4.De vordering en het verweer in reconventie

4.1.
[koopster] doet haar verweer in conventie uitmonden in een vordering in reconventie en vordert dat de kantonrechter [verkoopster] , bij vonnis uitvoerbaar bij voorraad, veroordeelt tot betaling van een bedrag van € 1.140,90 (bestaande uit de reparaties aan de auto van € 898,93, de onderdelen uit Amerika van € 186,95 en de verzendkosten van € 54,30), vermeerderd met de wettelijke rente vanaf 7 september 2017, dan wel vanaf 16 november 2017, dan wel vanaf 12 juni 2018, vermeerderd met nakosten. Verder vordert [koopster] een verklaring voor recht dat [koopster] haar vordering van € 1.140,19 kan verrekenen met de vordering van [verkoopster] van € 500,00, waarna [verkoopster] het resterende bedrag verschuldigd blijft aan [koopster] . Tevens vordert [koopster] de veroordeling van [verkoopster] in de kosten van het geding, vermeerderd met de wettelijke rente na 14 dagen van dit vonnis.
4.2.
[verkoopster] voert op haar beurt verweer waarop hierna, voor zover nodig, zal worden ingegaan.

TE VERRICHTEN WERK →
- A) Welk bedrag aan verzendkosten is volgens het vonnisfragment onderdeel van de vordering van [koopster]?
- B) Schrijf het vonnisfragment verder vanaf de laatste zin.

AANGELEVERD MATERIAAL →
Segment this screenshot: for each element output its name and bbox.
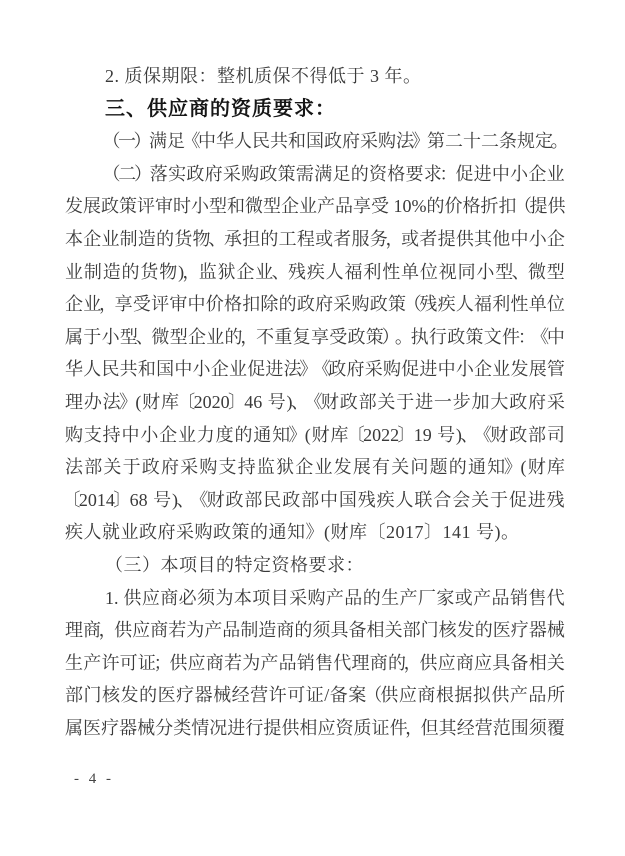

ANTWOORDEN PER OPDRACHT →
- A) € 54,30.

- B)
5.De beoordeling van het geschil in conventie en in reconventie

5.1.
Omdat de vorderingen in conventie en in reconventie nauw met elkaar samenhangen, bespreekt de kantonrechter deze gezamenlijk.
5.2.
Vaststaat dat tussen partijen een koopovereenkomst tot stand is gekomen met betrekking tot de auto waarvan [koopster] een bedrag van € 500,00 onbetaald heeft gelaten. Dit bedrag ligt daarom in beginsel voor toewijzing gereed, tenzij het beroep van [koopster] op verrekening slaagt.
5.3.
Hiertoe voert [koopster] aan dat [verkoopster] een gebrekkig voertuig heeft geleverd waarbij het gebrek zich direct na de levering, tijdens de levering op 25 juli 2017, openbaarde. Volgens [koopster] heeft [verkoopster] zich niet aan haar mededelingsplicht gehouden. Ten tijde van de verkoop heeft [verkoopster] immers verklaard dat de auto in goede conditie verkeerde en dat de auto moeiteloos door de keuring zou komen, aldus [koopster] . Dit is niet het geval geweest. Door de vage omschrijving in de verkoopadvertentie en de overige mededelingen van [verkoopster] , had [koopster] hieraan geen andere conclusie kunnen verbinden dan dat het ging om een functionerend voertuig dat – op wellicht een klein puntje na – door de APK zou komen. Om die reden stelt [koopster] zich op het standpunt dat zij het restant koopbedrag heeft mogen verrekenen met haar vordering op [verkoopster] .
5.4.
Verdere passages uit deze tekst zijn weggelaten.